## Exercise
Please print all of the material below, word for word.

## Record excerpts
+===+
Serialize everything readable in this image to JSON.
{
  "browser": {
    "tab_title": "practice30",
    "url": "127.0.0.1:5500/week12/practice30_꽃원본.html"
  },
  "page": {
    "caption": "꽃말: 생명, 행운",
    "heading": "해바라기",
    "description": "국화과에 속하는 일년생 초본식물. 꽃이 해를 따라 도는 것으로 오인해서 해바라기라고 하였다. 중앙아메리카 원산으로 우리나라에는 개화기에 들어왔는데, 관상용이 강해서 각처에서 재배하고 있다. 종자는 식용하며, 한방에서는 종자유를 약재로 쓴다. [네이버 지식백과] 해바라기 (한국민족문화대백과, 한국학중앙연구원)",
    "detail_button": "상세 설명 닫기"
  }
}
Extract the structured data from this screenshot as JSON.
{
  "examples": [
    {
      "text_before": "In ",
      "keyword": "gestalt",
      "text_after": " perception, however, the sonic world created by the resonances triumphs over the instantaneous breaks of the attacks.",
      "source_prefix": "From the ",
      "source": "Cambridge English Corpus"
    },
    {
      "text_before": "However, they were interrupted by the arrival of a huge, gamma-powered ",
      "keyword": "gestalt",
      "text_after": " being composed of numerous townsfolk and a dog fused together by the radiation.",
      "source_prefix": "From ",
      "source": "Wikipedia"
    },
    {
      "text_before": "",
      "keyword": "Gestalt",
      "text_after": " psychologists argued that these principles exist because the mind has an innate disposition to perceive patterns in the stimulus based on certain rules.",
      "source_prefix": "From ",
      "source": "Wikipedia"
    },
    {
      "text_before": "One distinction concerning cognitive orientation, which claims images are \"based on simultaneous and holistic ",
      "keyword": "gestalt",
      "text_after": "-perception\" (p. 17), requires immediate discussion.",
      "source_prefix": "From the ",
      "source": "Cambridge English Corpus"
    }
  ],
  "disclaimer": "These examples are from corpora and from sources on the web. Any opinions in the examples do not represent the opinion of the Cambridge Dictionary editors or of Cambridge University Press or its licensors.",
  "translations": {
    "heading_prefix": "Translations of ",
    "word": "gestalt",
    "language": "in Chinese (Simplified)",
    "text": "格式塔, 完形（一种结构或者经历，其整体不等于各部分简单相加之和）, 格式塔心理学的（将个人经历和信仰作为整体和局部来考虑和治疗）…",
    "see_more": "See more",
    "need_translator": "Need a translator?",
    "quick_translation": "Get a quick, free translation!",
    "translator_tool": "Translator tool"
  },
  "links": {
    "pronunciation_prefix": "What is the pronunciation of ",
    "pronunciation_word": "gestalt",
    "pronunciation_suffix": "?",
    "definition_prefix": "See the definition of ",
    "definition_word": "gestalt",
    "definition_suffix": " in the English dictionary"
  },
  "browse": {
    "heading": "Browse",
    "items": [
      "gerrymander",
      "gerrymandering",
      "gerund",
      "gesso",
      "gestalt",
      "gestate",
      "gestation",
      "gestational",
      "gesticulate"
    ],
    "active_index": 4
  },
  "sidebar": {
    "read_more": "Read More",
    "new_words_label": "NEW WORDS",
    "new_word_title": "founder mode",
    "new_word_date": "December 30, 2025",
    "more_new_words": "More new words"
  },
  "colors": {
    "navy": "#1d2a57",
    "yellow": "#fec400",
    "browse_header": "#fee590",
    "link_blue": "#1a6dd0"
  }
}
+===+
## Exercise result
Serialize everything readable in this image to JSON.
{
  "browser": {
    "tab_title": "practice30",
    "url": "127.0.0.1:5500/week12/practice30_꽃원본.html"
  },
  "page": {
    "caption": "꽃말: 생명, 행운",
    "heading": "해바라기",
    "description": "국화과에 속하는 일년생 초본식물. 꽃이 해를 따라 도는 것으로 오인해서 해바라기라고 하였다. 중앙아메리카 원산으로 우리나라에는 개화기에 들어왔는데, 관상용이 강해서 각처에서 재배하고 있다. 종자는 식용하며, 한방에서는 종자유를 약재로 쓴다. [네이버 지식백과] 해바라기 (한국민족문화대백과, 한국학중앙연구원)",
    "detail_button": "상세 설명 닫기"
  }
}
Extract the structured data from this screenshot as JSON.
{
  "examples": [
    {
      "text_before": "In ",
      "keyword": "gestalt",
      "text_after": " perception, however, the sonic world created by the resonances triumphs over the instantaneous breaks of the attacks.",
      "source_prefix": "From the ",
      "source": "Cambridge English Corpus"
    },
    {
      "text_before": "However, they were interrupted by the arrival of a huge, gamma-powered ",
      "keyword": "gestalt",
      "text_after": " being composed of numerous townsfolk and a dog fused together by the radiation.",
      "source_prefix": "From ",
      "source": "Wikipedia"
    },
    {
      "text_before": "",
      "keyword": "Gestalt",
      "text_after": " psychologists argued that these principles exist because the mind has an innate disposition to perceive patterns in the stimulus based on certain rules.",
      "source_prefix": "From ",
      "source": "Wikipedia"
    },
    {
      "text_before": "One distinction concerning cognitive orientation, which claims images are \"based on simultaneous and holistic ",
      "keyword": "gestalt",
      "text_after": "-perception\" (p. 17), requires immediate discussion.",
      "source_prefix": "From the ",
      "source": "Cambridge English Corpus"
    }
  ],
  "disclaimer": "These examples are from corpora and from sources on the web. Any opinions in the examples do not represent the opinion of the Cambridge Dictionary editors or of Cambridge University Press or its licensors.",
  "translations": {
    "heading_prefix": "Translations of ",
    "word": "gestalt",
    "language": "in Chinese (Simplified)",
    "text": "格式塔, 完形（一种结构或者经历，其整体不等于各部分简单相加之和）, 格式塔心理学的（将个人经历和信仰作为整体和局部来考虑和治疗）…",
    "see_more": "See more",
    "need_translator": "Need a translator?",
    "quick_translation": "Get a quick, free translation!",
    "translator_tool": "Translator tool"
  },
  "links": {
    "pronunciation_prefix": "What is the pronunciation of ",
    "pronunciation_word": "gestalt",
    "pronunciation_suffix": "?",
    "definition_prefix": "See the definition of ",
    "definition_word": "gestalt",
    "definition_suffix": " in the English dictionary"
  },
  "browse": {
    "heading": "Browse",
    "items": [
      "gerrymander",
      "gerrymandering",
      "gerund",
      "gesso",
      "gestalt",
      "gestate",
      "gestation",
      "gestational",
      "gesticulate"
    ],
    "active_index": 4
  },
  "sidebar": {
    "read_more": "Read More",
    "new_words_label": "NEW WORDS",
    "new_word_title": "founder mode",
    "new_word_date": "December 30, 2025",
    "more_new_words": "More new words"
  },
  "colors": {
    "navy": "#1d2a57",
    "yellow": "#fec400",
    "browse_header": "#fee590",
    "link_blue": "#1a6dd0"
  }
}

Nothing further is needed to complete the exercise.